Problem: Set down every record once more, exactly as given.

Saved data entries:
*-*-*
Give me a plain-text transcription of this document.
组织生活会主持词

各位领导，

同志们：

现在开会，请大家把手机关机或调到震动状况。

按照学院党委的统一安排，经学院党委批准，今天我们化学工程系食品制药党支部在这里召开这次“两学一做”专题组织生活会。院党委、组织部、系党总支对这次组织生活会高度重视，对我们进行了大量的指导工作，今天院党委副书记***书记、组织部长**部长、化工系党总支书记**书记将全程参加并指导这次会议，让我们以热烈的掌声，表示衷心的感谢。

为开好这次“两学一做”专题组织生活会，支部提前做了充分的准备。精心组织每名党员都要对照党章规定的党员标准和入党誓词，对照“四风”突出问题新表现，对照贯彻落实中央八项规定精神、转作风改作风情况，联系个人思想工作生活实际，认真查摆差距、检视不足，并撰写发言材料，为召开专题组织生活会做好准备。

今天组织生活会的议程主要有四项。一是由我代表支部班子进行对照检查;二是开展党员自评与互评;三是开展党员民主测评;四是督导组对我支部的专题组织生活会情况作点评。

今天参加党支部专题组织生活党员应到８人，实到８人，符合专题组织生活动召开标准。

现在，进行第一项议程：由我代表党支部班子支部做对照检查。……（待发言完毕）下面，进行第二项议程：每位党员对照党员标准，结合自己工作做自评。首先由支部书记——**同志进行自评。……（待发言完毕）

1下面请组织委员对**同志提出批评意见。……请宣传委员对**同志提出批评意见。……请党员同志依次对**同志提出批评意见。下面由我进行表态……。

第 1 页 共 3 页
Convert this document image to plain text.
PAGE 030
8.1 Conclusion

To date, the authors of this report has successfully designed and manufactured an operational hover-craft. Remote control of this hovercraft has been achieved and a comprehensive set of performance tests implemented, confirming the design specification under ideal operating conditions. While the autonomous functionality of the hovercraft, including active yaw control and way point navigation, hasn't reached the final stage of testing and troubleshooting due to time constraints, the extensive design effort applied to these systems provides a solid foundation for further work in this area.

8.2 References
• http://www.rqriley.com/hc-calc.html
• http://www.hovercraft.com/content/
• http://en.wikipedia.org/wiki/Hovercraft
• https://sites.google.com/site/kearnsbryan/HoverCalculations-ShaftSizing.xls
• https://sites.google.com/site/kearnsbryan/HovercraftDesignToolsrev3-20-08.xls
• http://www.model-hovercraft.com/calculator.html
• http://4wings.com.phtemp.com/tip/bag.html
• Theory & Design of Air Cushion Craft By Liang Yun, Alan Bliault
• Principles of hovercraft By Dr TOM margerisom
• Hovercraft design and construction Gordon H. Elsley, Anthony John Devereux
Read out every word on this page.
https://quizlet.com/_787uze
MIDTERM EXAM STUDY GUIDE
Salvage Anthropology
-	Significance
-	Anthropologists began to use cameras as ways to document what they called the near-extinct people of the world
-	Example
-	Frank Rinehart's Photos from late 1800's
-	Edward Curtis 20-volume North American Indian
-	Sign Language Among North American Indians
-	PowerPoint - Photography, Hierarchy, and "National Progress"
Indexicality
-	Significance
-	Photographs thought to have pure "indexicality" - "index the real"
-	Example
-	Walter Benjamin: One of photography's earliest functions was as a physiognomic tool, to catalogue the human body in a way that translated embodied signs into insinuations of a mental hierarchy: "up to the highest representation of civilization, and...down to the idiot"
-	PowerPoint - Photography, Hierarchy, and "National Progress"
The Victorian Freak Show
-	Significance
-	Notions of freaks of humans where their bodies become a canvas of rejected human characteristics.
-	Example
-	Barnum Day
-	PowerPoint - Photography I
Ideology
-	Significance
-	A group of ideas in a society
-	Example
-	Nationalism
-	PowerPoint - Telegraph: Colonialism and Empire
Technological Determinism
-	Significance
*-*-*
Task result:
Give me a plain-text transcription of this document.
组织生活会主持词

各位领导，

同志们：

现在开会，请大家把手机关机或调到震动状况。

按照学院党委的统一安排，经学院党委批准，今天我们化学工程系食品制药党支部在这里召开这次“两学一做”专题组织生活会。院党委、组织部、系党总支对这次组织生活会高度重视，对我们进行了大量的指导工作，今天院党委副书记***书记、组织部长**部长、化工系党总支书记**书记将全程参加并指导这次会议，让我们以热烈的掌声，表示衷心的感谢。

为开好这次“两学一做”专题组织生活会，支部提前做了充分的准备。精心组织每名党员都要对照党章规定的党员标准和入党誓词，对照“四风”突出问题新表现，对照贯彻落实中央八项规定精神、转作风改作风情况，联系个人思想工作生活实际，认真查摆差距、检视不足，并撰写发言材料，为召开专题组织生活会做好准备。

今天组织生活会的议程主要有四项。一是由我代表支部班子进行对照检查;二是开展党员自评与互评;三是开展党员民主测评;四是督导组对我支部的专题组织生活会情况作点评。

今天参加党支部专题组织生活党员应到８人，实到８人，符合专题组织生活动召开标准。

现在，进行第一项议程：由我代表党支部班子支部做对照检查。……（待发言完毕）下面，进行第二项议程：每位党员对照党员标准，结合自己工作做自评。首先由支部书记——**同志进行自评。……（待发言完毕）

1下面请组织委员对**同志提出批评意见。……请宣传委员对**同志提出批评意见。……请党员同志依次对**同志提出批评意见。下面由我进行表态……。

第 1 页 共 3 页
Convert this document image to plain text.
PAGE 030
8.1 Conclusion

To date, the authors of this report has successfully designed and manufactured an operational hover-craft. Remote control of this hovercraft has been achieved and a comprehensive set of performance tests implemented, confirming the design specification under ideal operating conditions. While the autonomous functionality of the hovercraft, including active yaw control and way point navigation, hasn't reached the final stage of testing and troubleshooting due to time constraints, the extensive design effort applied to these systems provides a solid foundation for further work in this area.

8.2 References
• http://www.rqriley.com/hc-calc.html
• http://www.hovercraft.com/content/
• http://en.wikipedia.org/wiki/Hovercraft
• https://sites.google.com/site/kearnsbryan/HoverCalculations-ShaftSizing.xls
• https://sites.google.com/site/kearnsbryan/HovercraftDesignToolsrev3-20-08.xls
• http://www.model-hovercraft.com/calculator.html
• http://4wings.com.phtemp.com/tip/bag.html
• Theory & Design of Air Cushion Craft By Liang Yun, Alan Bliault
• Principles of hovercraft By Dr TOM margerisom
• Hovercraft design and construction Gordon H. Elsley, Anthony John Devereux
Read out every word on this page.
https://quizlet.com/_787uze
MIDTERM EXAM STUDY GUIDE
Salvage Anthropology
-	Significance
-	Anthropologists began to use cameras as ways to document what they called the near-extinct people of the world
-	Example
-	Frank Rinehart's Photos from late 1800's
-	Edward Curtis 20-volume North American Indian
-	Sign Language Among North American Indians
-	PowerPoint - Photography, Hierarchy, and "National Progress"
Indexicality
-	Significance
-	Photographs thought to have pure "indexicality" - "index the real"
-	Example
-	Walter Benjamin: One of photography's earliest functions was as a physiognomic tool, to catalogue the human body in a way that translated embodied signs into insinuations of a mental hierarchy: "up to the highest representation of civilization, and...down to the idiot"
-	PowerPoint - Photography, Hierarchy, and "National Progress"
The Victorian Freak Show
-	Significance
-	Notions of freaks of humans where their bodies become a canvas of rejected human characteristics.
-	Example
-	Barnum Day
-	PowerPoint - Photography I
Ideology
-	Significance
-	A group of ideas in a society
-	Example
-	Nationalism
-	PowerPoint - Telegraph: Colonialism and Empire
Technological Determinism
-	Significance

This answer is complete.